> _Exercise details_: Gather each line in the entries that includes the string "chứa".
[Start of Entries shown]
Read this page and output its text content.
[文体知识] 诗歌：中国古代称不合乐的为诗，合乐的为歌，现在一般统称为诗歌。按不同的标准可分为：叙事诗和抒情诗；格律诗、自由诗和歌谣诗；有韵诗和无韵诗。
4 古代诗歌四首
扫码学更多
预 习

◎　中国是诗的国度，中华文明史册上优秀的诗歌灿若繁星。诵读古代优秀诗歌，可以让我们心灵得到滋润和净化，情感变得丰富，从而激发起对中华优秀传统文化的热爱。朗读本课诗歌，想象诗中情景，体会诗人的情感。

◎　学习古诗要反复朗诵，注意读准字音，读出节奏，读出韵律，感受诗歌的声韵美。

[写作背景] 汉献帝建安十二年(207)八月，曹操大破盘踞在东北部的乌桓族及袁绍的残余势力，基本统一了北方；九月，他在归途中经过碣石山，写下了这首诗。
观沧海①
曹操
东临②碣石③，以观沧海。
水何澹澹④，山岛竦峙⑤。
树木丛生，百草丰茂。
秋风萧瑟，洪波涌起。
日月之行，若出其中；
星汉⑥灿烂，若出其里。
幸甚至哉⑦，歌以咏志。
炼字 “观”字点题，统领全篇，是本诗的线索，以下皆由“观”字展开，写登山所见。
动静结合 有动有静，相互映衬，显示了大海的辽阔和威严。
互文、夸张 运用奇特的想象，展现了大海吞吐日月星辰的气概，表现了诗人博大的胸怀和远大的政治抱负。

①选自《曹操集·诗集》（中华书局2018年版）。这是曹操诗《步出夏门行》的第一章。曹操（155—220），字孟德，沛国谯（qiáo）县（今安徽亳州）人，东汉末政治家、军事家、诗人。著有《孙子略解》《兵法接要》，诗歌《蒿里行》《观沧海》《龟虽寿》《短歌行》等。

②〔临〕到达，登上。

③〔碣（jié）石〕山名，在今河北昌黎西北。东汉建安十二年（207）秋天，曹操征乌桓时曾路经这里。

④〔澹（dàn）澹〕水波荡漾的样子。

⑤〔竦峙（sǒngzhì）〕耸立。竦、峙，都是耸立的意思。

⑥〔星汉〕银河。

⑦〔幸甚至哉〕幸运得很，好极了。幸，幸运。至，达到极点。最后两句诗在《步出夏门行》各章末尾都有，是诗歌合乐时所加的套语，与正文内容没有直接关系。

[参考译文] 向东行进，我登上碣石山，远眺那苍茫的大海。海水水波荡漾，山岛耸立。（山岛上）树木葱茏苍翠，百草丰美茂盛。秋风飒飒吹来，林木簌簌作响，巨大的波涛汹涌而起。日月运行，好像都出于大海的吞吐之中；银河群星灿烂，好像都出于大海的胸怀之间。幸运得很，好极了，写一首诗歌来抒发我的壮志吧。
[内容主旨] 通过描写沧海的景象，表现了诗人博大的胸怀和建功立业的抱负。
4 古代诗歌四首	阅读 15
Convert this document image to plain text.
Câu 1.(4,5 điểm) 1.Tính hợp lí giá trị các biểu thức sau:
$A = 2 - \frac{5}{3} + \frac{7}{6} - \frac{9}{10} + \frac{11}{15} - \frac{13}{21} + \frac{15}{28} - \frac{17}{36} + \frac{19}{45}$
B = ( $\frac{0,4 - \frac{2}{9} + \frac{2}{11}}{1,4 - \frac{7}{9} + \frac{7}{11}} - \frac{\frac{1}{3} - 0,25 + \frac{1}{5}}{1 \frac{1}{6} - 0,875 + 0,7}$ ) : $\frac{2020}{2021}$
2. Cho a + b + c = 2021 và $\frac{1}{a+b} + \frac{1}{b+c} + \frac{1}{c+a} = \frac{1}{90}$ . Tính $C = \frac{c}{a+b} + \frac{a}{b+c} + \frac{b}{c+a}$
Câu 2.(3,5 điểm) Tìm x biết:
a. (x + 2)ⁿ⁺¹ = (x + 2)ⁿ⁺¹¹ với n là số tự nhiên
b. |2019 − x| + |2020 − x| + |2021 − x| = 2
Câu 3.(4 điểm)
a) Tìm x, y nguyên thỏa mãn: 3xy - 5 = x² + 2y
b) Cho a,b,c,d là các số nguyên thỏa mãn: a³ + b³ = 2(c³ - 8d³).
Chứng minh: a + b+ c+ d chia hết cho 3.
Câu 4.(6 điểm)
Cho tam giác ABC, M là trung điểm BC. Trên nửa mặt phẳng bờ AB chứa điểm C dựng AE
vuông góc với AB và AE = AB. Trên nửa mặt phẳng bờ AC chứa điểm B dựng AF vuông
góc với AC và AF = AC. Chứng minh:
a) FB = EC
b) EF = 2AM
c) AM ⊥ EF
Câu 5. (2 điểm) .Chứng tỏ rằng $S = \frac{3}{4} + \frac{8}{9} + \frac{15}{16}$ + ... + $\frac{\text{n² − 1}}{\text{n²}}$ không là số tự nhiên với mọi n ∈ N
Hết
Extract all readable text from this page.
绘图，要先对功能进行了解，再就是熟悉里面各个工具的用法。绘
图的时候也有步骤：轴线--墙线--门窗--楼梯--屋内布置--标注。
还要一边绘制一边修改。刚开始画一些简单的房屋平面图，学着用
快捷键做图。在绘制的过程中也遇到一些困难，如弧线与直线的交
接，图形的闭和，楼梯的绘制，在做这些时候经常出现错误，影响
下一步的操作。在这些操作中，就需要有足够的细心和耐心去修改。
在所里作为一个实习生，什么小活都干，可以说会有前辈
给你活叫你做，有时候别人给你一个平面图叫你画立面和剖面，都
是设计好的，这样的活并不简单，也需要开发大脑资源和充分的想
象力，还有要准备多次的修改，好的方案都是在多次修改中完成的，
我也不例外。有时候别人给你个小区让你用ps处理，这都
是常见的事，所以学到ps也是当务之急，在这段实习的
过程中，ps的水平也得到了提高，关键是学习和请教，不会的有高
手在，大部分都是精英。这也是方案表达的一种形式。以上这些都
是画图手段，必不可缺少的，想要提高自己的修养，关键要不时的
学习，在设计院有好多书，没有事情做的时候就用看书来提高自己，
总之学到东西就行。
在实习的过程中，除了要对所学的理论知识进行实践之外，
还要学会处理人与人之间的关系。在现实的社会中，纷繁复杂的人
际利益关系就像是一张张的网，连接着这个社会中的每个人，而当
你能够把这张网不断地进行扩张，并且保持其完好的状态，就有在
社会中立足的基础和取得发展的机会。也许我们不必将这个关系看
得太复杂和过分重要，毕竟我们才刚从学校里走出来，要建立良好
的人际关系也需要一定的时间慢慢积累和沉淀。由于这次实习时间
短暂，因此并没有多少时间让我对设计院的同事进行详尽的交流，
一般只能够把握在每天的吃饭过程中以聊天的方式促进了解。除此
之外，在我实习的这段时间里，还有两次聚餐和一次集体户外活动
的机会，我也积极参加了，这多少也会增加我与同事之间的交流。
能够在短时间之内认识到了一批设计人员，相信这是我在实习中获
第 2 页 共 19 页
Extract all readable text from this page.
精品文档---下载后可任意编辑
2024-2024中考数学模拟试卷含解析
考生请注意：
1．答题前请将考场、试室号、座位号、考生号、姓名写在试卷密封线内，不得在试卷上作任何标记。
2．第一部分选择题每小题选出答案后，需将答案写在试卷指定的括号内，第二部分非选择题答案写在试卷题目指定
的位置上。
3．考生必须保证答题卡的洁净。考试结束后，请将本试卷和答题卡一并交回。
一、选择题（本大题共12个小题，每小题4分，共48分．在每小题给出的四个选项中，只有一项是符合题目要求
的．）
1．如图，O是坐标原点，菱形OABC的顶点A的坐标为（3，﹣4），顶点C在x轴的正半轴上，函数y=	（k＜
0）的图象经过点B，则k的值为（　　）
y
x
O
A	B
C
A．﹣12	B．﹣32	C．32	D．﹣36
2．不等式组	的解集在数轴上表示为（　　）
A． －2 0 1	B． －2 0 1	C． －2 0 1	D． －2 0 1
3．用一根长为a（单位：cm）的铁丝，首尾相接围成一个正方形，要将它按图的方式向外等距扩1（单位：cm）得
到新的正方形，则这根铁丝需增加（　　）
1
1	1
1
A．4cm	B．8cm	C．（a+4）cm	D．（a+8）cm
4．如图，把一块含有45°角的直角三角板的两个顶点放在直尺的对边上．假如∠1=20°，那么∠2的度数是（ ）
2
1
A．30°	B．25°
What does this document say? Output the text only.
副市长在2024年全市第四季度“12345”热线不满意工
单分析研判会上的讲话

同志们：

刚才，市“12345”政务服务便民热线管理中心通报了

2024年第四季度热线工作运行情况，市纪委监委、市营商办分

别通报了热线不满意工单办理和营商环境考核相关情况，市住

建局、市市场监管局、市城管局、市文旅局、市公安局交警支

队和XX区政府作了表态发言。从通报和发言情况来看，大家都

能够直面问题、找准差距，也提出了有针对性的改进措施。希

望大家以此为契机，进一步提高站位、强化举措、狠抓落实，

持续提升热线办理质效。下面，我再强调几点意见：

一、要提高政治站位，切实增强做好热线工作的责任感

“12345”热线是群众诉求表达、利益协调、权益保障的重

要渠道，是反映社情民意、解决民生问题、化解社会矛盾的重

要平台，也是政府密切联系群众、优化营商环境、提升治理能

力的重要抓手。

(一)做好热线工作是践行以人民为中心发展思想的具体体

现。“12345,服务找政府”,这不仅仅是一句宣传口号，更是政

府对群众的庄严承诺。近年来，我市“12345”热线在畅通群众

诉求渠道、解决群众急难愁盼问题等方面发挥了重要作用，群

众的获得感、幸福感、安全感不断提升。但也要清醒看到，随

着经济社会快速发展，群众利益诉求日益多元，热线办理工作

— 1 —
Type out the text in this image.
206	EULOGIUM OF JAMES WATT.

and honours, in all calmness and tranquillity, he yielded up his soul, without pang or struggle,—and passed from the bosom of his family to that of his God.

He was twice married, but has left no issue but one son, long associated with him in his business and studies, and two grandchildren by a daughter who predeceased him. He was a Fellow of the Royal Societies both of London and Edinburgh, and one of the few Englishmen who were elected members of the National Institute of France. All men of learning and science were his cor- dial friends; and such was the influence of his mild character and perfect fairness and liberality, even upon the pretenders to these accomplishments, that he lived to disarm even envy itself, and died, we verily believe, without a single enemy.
[End of Entries shown]
> _Exercise solution_:
Cho tam giác ABC, M là trung điểm BC. Trên nửa mặt phẳng bờ AB chứa điểm C dựng AE
vuông góc với AB và AE = AB. Trên nửa mặt phẳng bờ AC chứa điểm B dựng AF vuông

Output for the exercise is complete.